● **RECORDED DATA**:
______
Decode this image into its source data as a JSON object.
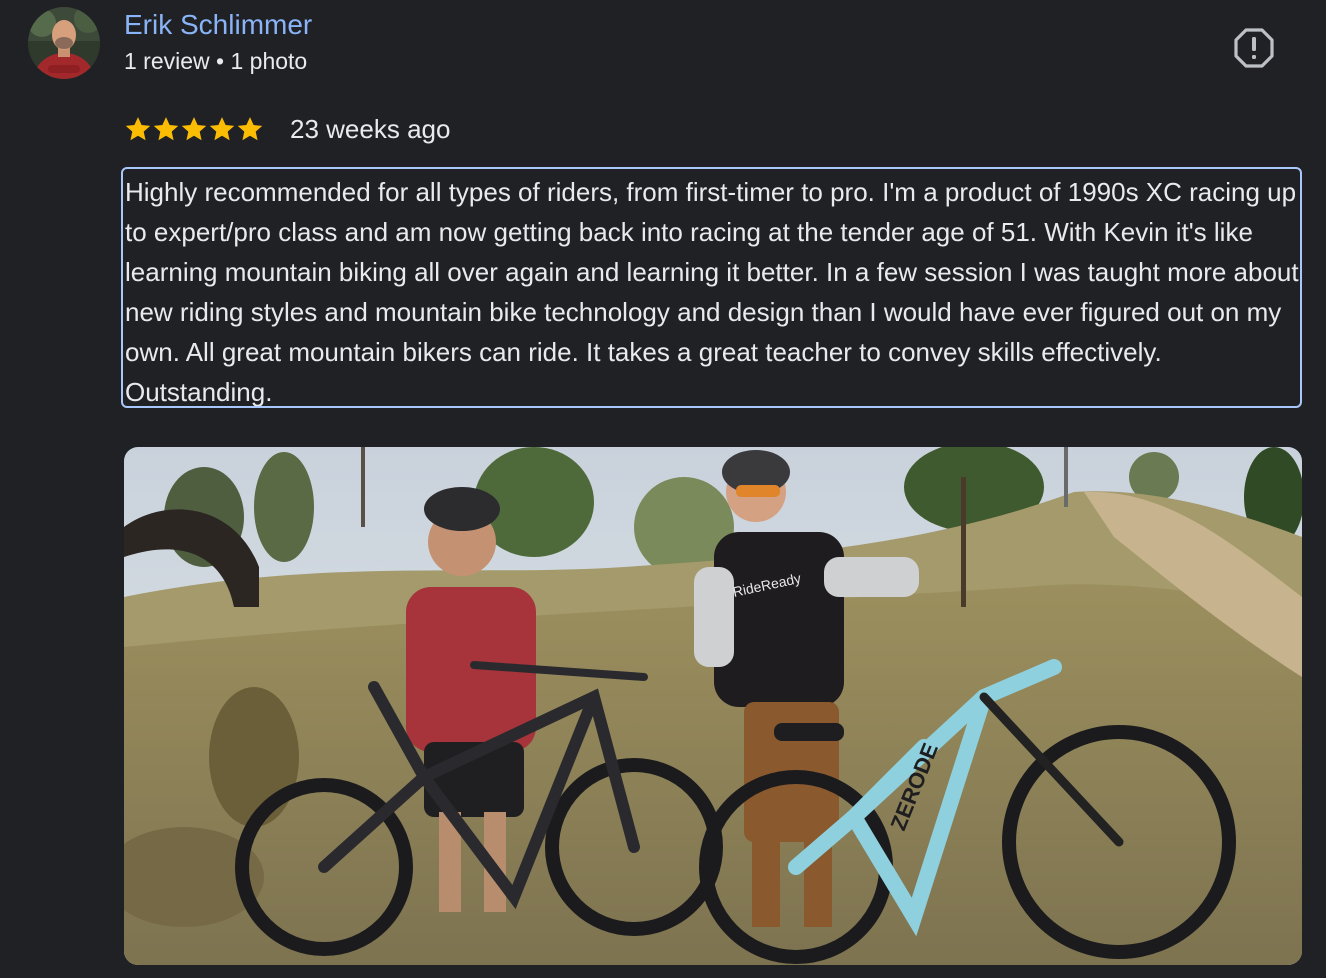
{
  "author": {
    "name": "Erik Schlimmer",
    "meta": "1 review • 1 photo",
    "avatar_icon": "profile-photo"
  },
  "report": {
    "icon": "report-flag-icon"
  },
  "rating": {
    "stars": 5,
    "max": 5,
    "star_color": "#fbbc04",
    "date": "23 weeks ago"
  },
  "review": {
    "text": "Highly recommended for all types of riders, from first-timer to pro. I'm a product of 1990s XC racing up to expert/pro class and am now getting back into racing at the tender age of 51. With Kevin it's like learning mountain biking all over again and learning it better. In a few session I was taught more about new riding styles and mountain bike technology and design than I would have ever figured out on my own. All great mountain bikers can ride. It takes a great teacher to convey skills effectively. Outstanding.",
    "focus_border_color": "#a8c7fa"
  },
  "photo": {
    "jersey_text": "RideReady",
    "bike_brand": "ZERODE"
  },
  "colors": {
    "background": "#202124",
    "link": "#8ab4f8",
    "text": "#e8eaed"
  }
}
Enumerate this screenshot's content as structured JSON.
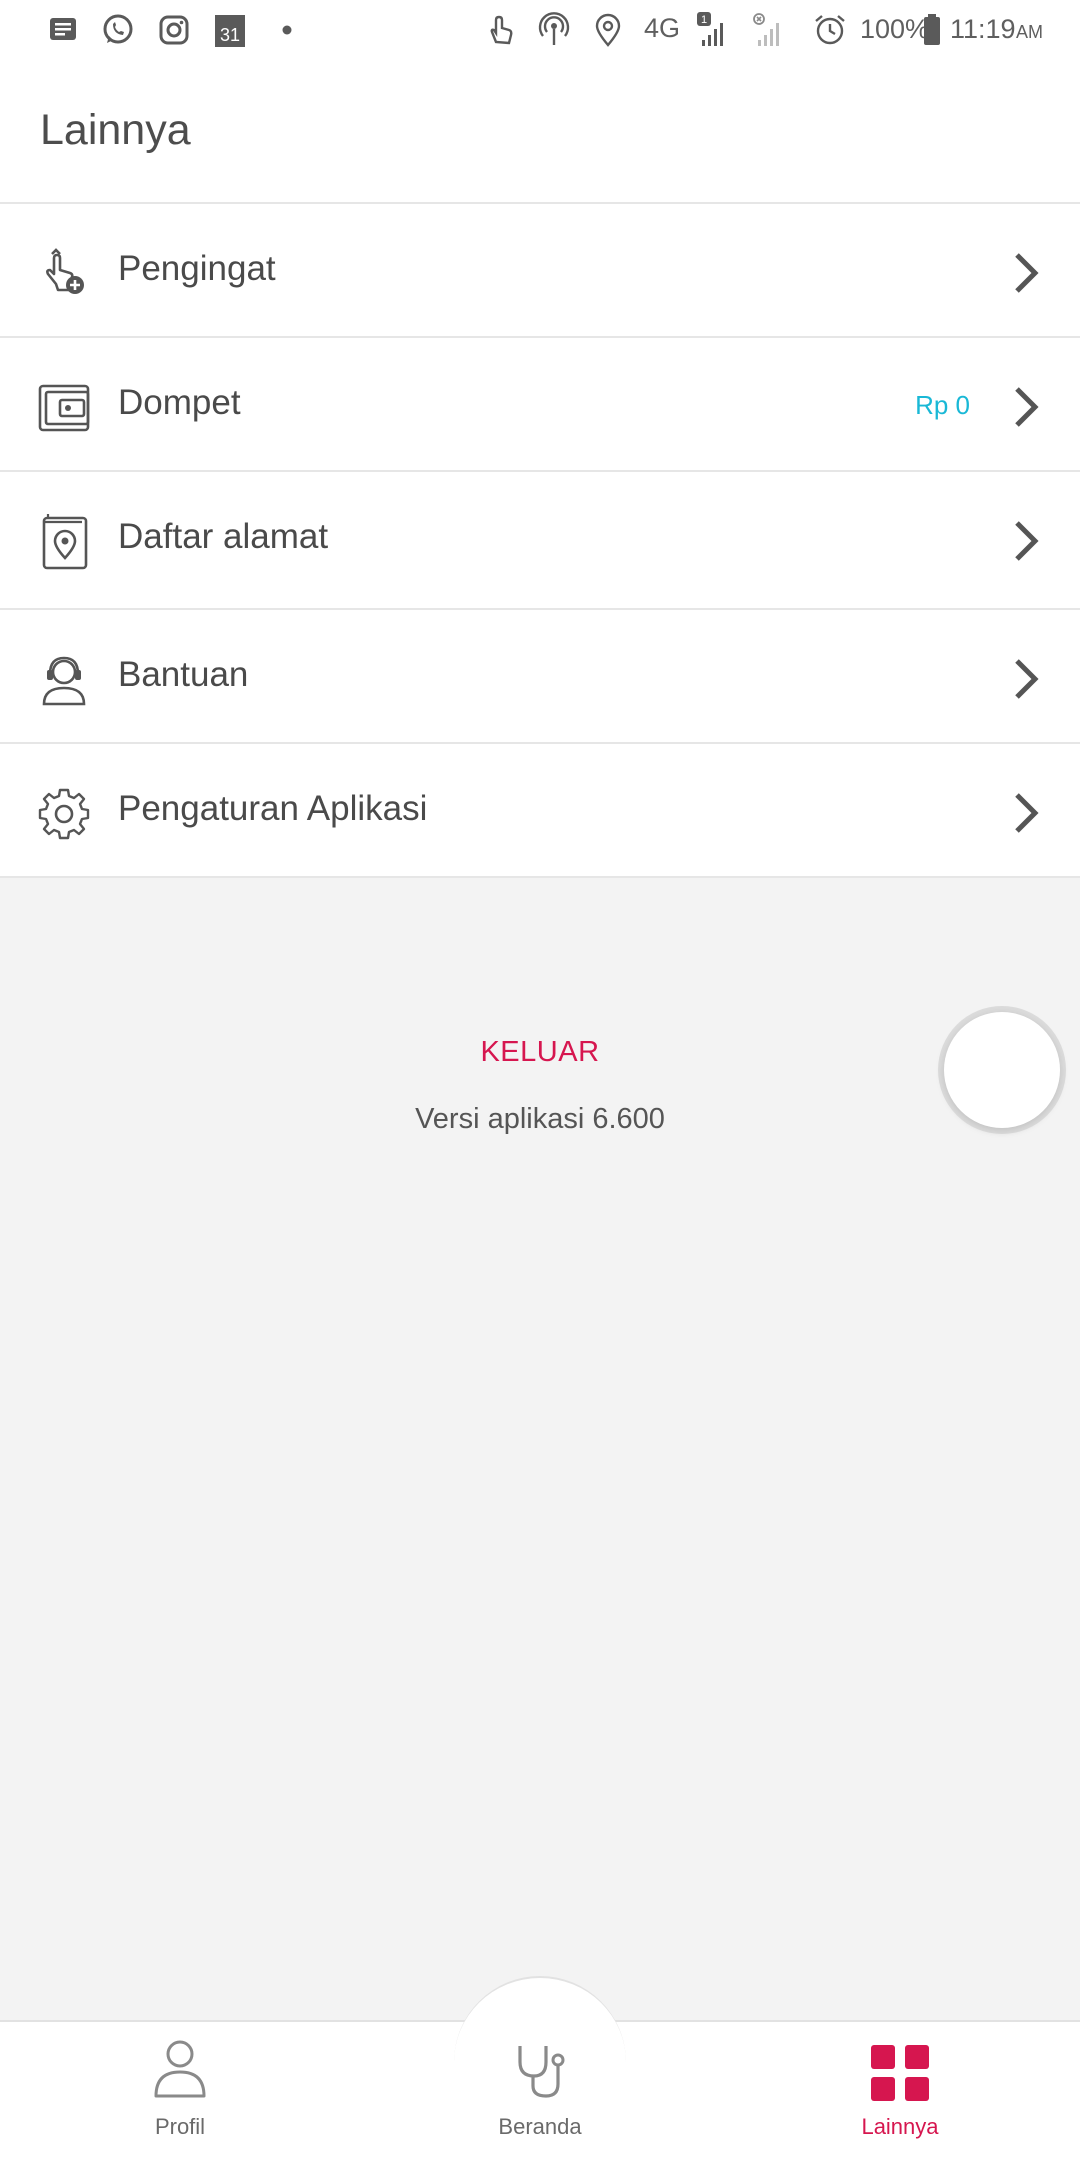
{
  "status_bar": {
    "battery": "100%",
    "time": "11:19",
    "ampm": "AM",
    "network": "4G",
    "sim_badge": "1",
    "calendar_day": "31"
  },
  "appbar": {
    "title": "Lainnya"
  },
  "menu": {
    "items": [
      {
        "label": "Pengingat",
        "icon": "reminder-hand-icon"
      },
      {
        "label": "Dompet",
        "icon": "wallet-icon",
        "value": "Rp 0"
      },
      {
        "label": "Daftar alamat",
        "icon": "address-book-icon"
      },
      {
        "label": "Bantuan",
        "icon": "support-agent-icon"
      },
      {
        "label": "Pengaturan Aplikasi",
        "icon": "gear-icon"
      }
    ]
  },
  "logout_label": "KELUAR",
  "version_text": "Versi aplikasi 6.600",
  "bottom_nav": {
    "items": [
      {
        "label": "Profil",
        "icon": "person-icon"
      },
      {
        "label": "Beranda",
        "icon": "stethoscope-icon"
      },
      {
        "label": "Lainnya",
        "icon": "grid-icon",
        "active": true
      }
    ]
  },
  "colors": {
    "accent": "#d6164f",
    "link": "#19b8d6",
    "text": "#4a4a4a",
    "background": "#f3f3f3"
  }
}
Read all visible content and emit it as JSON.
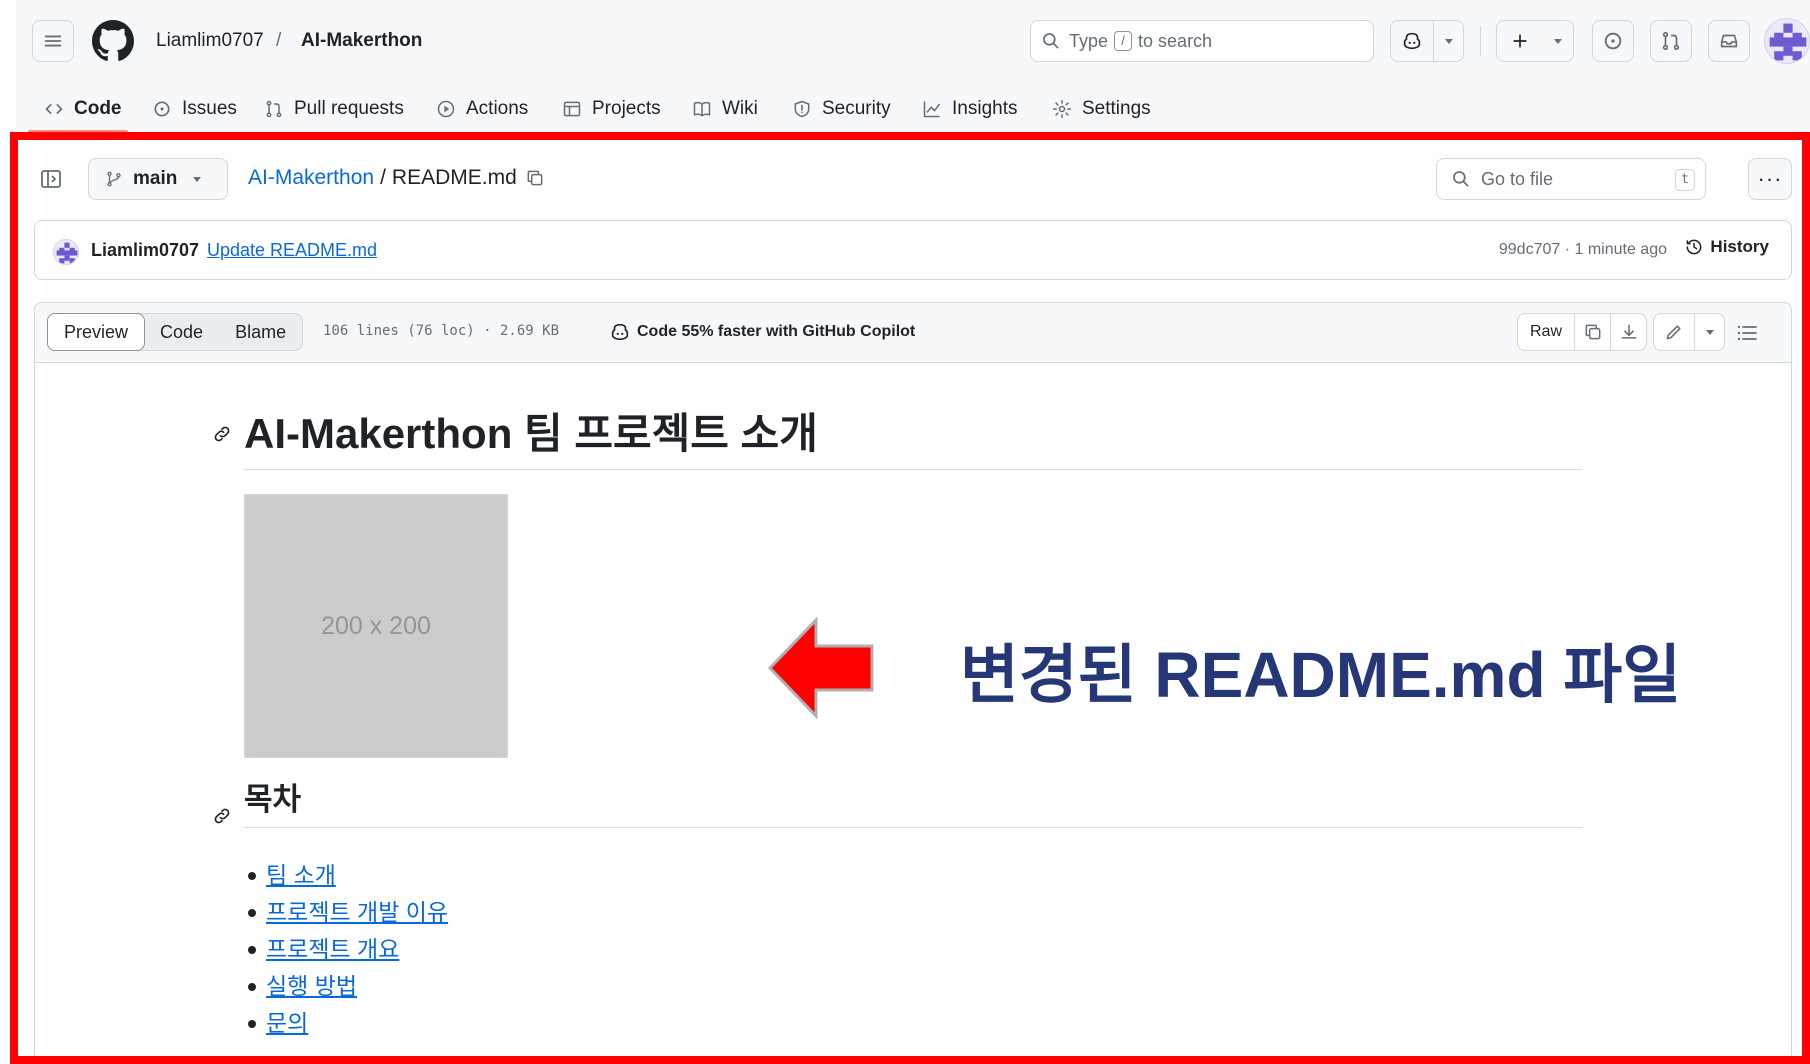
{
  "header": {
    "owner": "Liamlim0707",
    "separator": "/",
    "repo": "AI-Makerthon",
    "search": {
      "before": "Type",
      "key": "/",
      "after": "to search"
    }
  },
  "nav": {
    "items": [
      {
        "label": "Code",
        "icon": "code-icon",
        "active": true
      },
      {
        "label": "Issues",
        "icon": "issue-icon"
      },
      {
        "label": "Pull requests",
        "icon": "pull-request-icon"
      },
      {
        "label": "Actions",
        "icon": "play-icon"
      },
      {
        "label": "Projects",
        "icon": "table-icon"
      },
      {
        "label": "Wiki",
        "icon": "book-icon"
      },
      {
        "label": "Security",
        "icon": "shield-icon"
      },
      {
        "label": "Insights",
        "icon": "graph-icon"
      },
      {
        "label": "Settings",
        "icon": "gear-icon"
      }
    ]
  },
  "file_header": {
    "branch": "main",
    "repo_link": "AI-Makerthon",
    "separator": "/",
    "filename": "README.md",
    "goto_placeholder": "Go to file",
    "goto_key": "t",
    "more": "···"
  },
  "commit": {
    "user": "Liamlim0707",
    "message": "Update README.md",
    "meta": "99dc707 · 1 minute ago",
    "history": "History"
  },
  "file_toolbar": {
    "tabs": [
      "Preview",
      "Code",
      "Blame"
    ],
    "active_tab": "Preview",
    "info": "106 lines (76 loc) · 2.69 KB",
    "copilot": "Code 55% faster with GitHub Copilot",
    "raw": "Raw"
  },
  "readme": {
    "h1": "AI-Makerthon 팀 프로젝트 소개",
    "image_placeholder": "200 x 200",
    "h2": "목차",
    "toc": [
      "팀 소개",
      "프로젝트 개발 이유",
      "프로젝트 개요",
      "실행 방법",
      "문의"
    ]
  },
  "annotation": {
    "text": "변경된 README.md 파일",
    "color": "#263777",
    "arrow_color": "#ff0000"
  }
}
______
● **WHAT IS BEING ASKED**:
Set down the material above as is, without any pictures.

● **ANSWER BELOW**:
Decode this image into its source data as a JSON object.
{
  "author": {
    "name": "Erik Schlimmer",
    "meta": "1 review • 1 photo",
    "avatar_icon": "profile-photo"
  },
  "report": {
    "icon": "report-flag-icon"
  },
  "rating": {
    "stars": 5,
    "max": 5,
    "star_color": "#fbbc04",
    "date": "23 weeks ago"
  },
  "review": {
    "text": "Highly recommended for all types of riders, from first-timer to pro. I'm a product of 1990s XC racing up to expert/pro class and am now getting back into racing at the tender age of 51. With Kevin it's like learning mountain biking all over again and learning it better. In a few session I was taught more about new riding styles and mountain bike technology and design than I would have ever figured out on my own. All great mountain bikers can ride. It takes a great teacher to convey skills effectively. Outstanding.",
    "focus_border_color": "#a8c7fa"
  },
  "photo": {
    "jersey_text": "RideReady",
    "bike_brand": "ZERODE"
  },
  "colors": {
    "background": "#202124",
    "link": "#8ab4f8",
    "text": "#e8eaed"
  }
}
Enumerate this screenshot's content as structured JSON.
{
  "status_bar": {
    "battery": "100%",
    "time": "11:19",
    "ampm": "AM",
    "network": "4G",
    "sim_badge": "1",
    "calendar_day": "31"
  },
  "appbar": {
    "title": "Lainnya"
  },
  "menu": {
    "items": [
      {
        "label": "Pengingat",
        "icon": "reminder-hand-icon"
      },
      {
        "label": "Dompet",
        "icon": "wallet-icon",
        "value": "Rp 0"
      },
      {
        "label": "Daftar alamat",
        "icon": "address-book-icon"
      },
      {
        "label": "Bantuan",
        "icon": "support-agent-icon"
      },
      {
        "label": "Pengaturan Aplikasi",
        "icon": "gear-icon"
      }
    ]
  },
  "logout_label": "KELUAR",
  "version_text": "Versi aplikasi 6.600",
  "bottom_nav": {
    "items": [
      {
        "label": "Profil",
        "icon": "person-icon"
      },
      {
        "label": "Beranda",
        "icon": "stethoscope-icon"
      },
      {
        "label": "Lainnya",
        "icon": "grid-icon",
        "active": true
      }
    ]
  },
  "colors": {
    "accent": "#d6164f",
    "link": "#19b8d6",
    "text": "#4a4a4a",
    "background": "#f3f3f3"
  }
}
Read all visible content and emit it as JSON.
{
  "header": {
    "owner": "Liamlim0707",
    "separator": "/",
    "repo": "AI-Makerthon",
    "search": {
      "before": "Type",
      "key": "/",
      "after": "to search"
    }
  },
  "nav": {
    "items": [
      {
        "label": "Code",
        "icon": "code-icon",
        "active": true
      },
      {
        "label": "Issues",
        "icon": "issue-icon"
      },
      {
        "label": "Pull requests",
        "icon": "pull-request-icon"
      },
      {
        "label": "Actions",
        "icon": "play-icon"
      },
      {
        "label": "Projects",
        "icon": "table-icon"
      },
      {
        "label": "Wiki",
        "icon": "book-icon"
      },
      {
        "label": "Security",
        "icon": "shield-icon"
      },
      {
        "label": "Insights",
        "icon": "graph-icon"
      },
      {
        "label": "Settings",
        "icon": "gear-icon"
      }
    ]
  },
  "file_header": {
    "branch": "main",
    "repo_link": "AI-Makerthon",
    "separator": "/",
    "filename": "README.md",
    "goto_placeholder": "Go to file",
    "goto_key": "t",
    "more": "···"
  },
  "commit": {
    "user": "Liamlim0707",
    "message": "Update README.md",
    "meta": "99dc707 · 1 minute ago",
    "history": "History"
  },
  "file_toolbar": {
    "tabs": [
      "Preview",
      "Code",
      "Blame"
    ],
    "active_tab": "Preview",
    "info": "106 lines (76 loc) · 2.69 KB",
    "copilot": "Code 55% faster with GitHub Copilot",
    "raw": "Raw"
  },
  "readme": {
    "h1": "AI-Makerthon 팀 프로젝트 소개",
    "image_placeholder": "200 x 200",
    "h2": "목차",
    "toc": [
      "팀 소개",
      "프로젝트 개발 이유",
      "프로젝트 개요",
      "실행 방법",
      "문의"
    ]
  },
  "annotation": {
    "text": "변경된 README.md 파일",
    "color": "#263777",
    "arrow_color": "#ff0000"
  }
}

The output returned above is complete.